** DIRECTIONS FOR THIS TASK **
Check each line of the listing below for the string "MovZ", and copy the ones that have it.

Rows from a figure dataset

::::

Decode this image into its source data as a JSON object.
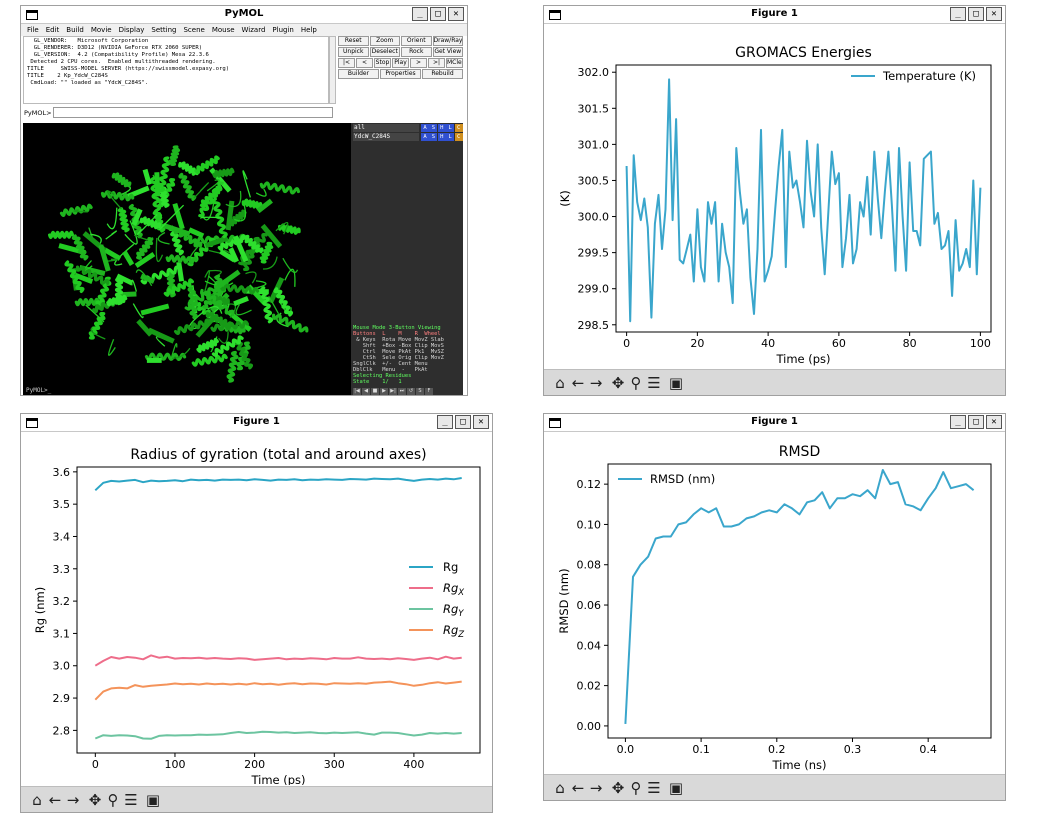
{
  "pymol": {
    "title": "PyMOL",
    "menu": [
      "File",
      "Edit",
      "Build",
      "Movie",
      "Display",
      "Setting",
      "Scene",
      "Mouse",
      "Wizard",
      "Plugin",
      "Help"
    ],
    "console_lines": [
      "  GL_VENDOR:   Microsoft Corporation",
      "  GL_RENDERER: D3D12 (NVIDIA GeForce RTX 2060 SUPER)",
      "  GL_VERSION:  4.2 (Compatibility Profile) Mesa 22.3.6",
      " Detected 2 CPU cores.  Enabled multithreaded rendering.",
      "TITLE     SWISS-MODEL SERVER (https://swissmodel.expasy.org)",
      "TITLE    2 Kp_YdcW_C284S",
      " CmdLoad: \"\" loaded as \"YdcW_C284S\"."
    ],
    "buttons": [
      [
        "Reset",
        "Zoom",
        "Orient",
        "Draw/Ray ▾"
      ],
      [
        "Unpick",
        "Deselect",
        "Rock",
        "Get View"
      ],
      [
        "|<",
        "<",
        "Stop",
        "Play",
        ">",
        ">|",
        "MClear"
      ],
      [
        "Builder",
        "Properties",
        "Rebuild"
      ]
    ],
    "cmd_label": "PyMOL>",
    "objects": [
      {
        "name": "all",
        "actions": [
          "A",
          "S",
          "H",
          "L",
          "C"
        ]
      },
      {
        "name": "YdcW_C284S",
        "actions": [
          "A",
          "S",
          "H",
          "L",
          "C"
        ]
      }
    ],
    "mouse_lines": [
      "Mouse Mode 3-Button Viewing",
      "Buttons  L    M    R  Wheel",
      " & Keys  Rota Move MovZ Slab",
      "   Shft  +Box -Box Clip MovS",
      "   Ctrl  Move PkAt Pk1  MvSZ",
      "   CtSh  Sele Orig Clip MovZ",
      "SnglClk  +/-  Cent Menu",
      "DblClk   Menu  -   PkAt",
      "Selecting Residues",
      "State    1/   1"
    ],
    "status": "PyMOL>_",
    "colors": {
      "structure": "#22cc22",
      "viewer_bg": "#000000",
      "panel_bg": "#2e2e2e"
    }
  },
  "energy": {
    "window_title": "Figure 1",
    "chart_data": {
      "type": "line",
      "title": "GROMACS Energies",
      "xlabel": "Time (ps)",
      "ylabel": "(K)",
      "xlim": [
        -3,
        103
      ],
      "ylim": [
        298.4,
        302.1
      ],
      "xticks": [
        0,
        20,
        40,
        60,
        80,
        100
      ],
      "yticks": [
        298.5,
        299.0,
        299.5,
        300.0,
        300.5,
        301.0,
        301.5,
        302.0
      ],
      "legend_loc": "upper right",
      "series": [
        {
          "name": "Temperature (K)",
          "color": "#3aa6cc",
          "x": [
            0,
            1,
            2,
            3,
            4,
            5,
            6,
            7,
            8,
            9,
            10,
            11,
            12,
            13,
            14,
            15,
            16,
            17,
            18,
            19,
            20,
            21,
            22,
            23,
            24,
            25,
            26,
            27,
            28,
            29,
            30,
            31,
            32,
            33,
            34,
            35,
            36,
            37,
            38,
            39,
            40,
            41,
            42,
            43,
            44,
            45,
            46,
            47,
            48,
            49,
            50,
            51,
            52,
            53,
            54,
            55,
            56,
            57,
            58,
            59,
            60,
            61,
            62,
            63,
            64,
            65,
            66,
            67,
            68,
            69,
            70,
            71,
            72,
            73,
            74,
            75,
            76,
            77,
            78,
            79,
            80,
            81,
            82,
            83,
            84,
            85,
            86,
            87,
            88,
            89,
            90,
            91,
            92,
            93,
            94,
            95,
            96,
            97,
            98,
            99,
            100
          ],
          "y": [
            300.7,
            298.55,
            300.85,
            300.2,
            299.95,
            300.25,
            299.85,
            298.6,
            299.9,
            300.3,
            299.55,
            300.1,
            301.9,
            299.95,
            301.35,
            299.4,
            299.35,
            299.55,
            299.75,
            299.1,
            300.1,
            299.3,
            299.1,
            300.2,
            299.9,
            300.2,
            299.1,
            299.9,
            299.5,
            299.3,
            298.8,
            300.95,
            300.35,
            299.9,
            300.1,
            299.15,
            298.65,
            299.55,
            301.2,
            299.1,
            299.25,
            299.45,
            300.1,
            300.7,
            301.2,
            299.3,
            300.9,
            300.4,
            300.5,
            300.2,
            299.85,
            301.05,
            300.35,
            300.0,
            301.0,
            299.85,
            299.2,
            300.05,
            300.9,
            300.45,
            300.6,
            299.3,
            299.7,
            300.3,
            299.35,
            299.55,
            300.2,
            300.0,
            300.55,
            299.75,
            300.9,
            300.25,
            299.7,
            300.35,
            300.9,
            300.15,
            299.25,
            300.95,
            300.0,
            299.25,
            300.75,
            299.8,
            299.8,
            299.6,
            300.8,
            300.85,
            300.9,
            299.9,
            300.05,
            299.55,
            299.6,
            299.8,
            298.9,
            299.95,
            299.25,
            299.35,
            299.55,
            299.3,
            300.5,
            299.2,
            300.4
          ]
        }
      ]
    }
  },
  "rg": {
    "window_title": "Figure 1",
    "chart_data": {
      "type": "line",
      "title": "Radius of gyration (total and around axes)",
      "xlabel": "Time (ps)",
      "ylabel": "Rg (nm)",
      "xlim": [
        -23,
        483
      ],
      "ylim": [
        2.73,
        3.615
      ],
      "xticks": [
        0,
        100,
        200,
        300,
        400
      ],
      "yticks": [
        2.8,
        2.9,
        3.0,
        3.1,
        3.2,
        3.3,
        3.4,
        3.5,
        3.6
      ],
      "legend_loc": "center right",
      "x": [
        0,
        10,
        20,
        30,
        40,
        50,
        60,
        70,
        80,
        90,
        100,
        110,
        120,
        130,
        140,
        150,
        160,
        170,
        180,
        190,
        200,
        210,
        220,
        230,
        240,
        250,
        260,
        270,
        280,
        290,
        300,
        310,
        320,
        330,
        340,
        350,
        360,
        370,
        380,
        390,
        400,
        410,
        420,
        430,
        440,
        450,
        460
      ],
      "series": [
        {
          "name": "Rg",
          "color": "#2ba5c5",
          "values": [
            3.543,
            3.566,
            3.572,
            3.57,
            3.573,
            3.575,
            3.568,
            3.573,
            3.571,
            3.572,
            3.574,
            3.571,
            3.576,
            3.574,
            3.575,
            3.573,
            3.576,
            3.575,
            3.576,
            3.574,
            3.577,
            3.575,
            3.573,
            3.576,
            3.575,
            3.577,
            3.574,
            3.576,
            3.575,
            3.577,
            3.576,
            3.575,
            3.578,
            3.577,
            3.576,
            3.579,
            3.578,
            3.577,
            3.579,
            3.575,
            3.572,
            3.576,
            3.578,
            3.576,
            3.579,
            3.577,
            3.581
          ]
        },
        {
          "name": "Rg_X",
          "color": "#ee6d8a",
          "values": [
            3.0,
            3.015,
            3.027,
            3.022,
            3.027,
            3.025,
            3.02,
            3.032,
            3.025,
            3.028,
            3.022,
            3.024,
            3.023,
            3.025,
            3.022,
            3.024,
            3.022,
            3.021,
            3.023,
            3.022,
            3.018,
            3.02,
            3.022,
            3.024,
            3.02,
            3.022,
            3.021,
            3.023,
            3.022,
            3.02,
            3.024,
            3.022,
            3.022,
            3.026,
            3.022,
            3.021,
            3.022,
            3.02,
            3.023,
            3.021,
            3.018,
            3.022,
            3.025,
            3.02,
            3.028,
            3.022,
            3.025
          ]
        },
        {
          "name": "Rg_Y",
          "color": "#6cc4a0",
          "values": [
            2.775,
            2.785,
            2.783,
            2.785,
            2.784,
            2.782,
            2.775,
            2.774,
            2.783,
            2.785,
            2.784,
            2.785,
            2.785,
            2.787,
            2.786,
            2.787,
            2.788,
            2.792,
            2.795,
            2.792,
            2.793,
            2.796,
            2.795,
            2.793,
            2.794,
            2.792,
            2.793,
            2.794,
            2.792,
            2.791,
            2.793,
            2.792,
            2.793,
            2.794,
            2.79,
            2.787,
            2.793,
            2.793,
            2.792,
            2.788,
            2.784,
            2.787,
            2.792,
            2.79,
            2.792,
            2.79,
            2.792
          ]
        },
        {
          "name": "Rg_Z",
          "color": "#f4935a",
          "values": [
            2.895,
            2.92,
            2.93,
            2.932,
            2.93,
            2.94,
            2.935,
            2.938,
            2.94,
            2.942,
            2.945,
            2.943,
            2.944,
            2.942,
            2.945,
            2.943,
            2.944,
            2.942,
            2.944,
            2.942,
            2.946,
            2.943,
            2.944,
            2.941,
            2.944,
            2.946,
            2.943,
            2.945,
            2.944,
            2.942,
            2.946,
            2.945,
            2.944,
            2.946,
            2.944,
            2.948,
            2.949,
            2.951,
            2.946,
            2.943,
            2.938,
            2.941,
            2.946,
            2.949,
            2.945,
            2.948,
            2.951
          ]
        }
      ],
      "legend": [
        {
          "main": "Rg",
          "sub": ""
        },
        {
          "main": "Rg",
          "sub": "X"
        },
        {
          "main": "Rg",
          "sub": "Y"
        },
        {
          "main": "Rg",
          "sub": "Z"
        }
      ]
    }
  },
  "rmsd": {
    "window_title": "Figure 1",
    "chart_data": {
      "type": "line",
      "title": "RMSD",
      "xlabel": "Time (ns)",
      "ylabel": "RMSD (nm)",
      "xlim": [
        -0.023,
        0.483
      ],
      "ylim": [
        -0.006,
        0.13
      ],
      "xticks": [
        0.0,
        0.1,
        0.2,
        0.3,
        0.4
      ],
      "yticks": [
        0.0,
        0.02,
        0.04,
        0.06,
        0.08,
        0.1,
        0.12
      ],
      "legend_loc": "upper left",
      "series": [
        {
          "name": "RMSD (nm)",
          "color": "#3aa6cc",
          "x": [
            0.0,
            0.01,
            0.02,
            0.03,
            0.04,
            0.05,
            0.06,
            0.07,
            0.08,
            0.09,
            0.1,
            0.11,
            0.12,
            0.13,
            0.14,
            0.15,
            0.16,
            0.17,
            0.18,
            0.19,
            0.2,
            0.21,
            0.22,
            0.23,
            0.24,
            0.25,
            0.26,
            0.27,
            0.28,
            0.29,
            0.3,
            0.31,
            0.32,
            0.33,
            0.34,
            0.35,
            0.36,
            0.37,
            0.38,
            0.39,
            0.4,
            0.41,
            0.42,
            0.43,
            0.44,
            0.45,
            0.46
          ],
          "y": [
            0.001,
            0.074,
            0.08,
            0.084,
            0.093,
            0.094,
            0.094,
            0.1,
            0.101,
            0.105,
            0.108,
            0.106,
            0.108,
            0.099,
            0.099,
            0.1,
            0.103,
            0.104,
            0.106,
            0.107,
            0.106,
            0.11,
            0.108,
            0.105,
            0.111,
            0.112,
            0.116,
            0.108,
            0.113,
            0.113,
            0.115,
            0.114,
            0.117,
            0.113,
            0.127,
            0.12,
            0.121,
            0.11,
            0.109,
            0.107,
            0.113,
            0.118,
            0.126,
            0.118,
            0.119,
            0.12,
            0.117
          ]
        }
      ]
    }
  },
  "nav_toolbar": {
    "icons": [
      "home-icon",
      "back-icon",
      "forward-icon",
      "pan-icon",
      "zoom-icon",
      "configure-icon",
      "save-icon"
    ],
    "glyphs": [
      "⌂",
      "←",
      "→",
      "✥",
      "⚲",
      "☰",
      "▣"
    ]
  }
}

::::

** EXPECTED OUTPUT **
      " & Keys  Rota Move MovZ Slab",
      "   CtSh  Sele Orig Clip MovZ",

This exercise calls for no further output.